EXERCISE
In the passage on 2012 SEC recruiting, who is named recruiter of the year?

EXERCISE PASSAGE

· · ·

With the ESPN.com class rankings finalized, the SEC came away looking pretty good yet again, as the conference had eight teams in the top 25 rankings.

Alabama led the way with the No. 1 class in the country, after inking 26 commitments, including 13 ESPNU 150 members. Florida finished fourth, with 23 signees and nine ESPNU 150 members. And Georgia rounded out the top five with 18 signees. Georgia waited until Thursday morning to finally get No. 1 outside linebacker Josh Harvey-Clemons (Valdosta, Ga./Lowndes) to fax his letter of intent in, after family issues prevented it Wednesday. That gave the Bulldogs 19 signees and six ESPNU 150 members.

There are still a couple of prospects unsigned and waiting to make their decisions, so the 2012 recruiting season isn't quite done for some teams.

As we try to say goodbye to the 2012 recruiting class, we'll end things with an awards ceremony. It's time to hand out our 2012 recruiting superlatives!

Take a look:

Top class -- Alabama: Alabama had most of its stellar class done before national signing day even started. The Crimson Tide were in it for a few top prospects Wednesday, but most importantly, Alabama didn't lose any significant prospects, including No. 1 safety Landon Collins (Geismar, La./Dutchtown), whose mother had her eyes set on him signing with LSU. Beyond bringing in 13 ESPNU 150 members, Alabama met every need on both offense and defense.

Biggest surprise -- Torshiro Davis flips to Texas: Davis was supposed to be LSU's headliner in its 2012 class, and seemed to be locked up ... until the 11th hour. The LSU coaches waited and waited for his letter of intent to come in Wednesday, but it never did. Instead, Davis pulled a shocker and signed with Texas. LSU usually doesn't let top players leave the state of Louisiana, but did Wednesday.

Recruiter of the year -- D.J. Durkin, Florida: The Gators' linebackers coach went into North Carolina and cleaned up for Florida. He helped to secure commitments from four of the state's top 14 players, including No. 1 offensive tackle D.J. Humphries (Charlotte, N.C./Mallard Creek) and No. 4 defensive end Jonathan Bullard (Shelby, N.C./Crest).

· · ·

[Data items]
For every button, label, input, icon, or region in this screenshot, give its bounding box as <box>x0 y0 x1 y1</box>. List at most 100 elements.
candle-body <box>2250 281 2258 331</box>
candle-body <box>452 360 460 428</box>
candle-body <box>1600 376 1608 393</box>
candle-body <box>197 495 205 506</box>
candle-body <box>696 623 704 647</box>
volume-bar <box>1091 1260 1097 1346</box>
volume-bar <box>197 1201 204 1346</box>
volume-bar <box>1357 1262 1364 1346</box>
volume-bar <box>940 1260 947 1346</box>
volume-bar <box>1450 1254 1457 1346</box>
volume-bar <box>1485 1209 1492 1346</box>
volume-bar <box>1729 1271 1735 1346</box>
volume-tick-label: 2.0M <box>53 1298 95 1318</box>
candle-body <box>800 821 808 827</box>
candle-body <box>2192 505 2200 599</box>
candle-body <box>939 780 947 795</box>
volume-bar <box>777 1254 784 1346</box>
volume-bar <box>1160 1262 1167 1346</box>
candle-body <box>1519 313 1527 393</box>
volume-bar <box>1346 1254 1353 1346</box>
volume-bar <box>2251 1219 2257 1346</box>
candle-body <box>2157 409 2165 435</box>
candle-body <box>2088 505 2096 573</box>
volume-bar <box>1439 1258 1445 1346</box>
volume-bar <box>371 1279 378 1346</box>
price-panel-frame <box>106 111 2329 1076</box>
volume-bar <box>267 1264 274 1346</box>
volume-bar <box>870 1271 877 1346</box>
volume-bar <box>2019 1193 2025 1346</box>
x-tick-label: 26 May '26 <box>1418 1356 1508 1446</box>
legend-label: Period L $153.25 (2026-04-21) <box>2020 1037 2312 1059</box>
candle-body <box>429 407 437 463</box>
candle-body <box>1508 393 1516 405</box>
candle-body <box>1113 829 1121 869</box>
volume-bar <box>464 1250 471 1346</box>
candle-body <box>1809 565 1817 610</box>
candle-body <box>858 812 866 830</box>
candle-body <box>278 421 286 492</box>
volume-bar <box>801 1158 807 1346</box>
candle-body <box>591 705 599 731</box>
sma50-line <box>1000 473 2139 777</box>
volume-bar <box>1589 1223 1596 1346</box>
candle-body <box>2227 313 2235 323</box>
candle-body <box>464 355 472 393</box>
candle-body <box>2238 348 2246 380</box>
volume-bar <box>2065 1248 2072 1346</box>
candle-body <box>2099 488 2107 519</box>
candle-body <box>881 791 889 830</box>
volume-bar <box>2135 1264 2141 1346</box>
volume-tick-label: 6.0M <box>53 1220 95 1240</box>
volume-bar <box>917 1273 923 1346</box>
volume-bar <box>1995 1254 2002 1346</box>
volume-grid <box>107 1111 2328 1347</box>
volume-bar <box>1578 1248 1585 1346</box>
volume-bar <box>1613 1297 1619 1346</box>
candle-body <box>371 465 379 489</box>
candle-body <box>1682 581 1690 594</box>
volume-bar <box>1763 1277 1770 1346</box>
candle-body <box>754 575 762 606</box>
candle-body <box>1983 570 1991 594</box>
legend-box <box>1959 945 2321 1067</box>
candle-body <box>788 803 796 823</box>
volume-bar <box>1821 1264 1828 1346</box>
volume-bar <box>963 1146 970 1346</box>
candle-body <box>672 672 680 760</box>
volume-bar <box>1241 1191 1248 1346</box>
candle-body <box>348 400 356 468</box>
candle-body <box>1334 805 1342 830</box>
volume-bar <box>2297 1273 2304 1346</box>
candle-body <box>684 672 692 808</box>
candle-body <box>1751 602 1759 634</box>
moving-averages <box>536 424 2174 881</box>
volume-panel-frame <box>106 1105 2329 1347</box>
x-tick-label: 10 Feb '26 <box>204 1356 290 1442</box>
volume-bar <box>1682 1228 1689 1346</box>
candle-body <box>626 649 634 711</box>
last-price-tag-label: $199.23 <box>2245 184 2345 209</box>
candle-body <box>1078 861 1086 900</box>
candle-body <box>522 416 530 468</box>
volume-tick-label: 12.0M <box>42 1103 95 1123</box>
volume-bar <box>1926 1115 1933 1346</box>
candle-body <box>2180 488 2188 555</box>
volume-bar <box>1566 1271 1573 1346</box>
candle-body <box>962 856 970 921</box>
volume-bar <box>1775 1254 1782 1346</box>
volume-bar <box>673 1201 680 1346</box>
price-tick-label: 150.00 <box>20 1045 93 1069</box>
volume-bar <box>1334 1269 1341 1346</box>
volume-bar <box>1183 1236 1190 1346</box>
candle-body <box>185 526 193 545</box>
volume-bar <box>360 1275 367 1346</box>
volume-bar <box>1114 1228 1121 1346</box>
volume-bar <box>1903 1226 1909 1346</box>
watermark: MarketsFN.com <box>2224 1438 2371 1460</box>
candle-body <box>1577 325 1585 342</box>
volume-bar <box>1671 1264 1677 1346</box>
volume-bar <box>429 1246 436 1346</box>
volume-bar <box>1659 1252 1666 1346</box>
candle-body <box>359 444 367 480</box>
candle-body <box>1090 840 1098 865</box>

· · ·

RESPONSE TO THE EXERCISE
D.J. Durkin, Florida's linebackers coach.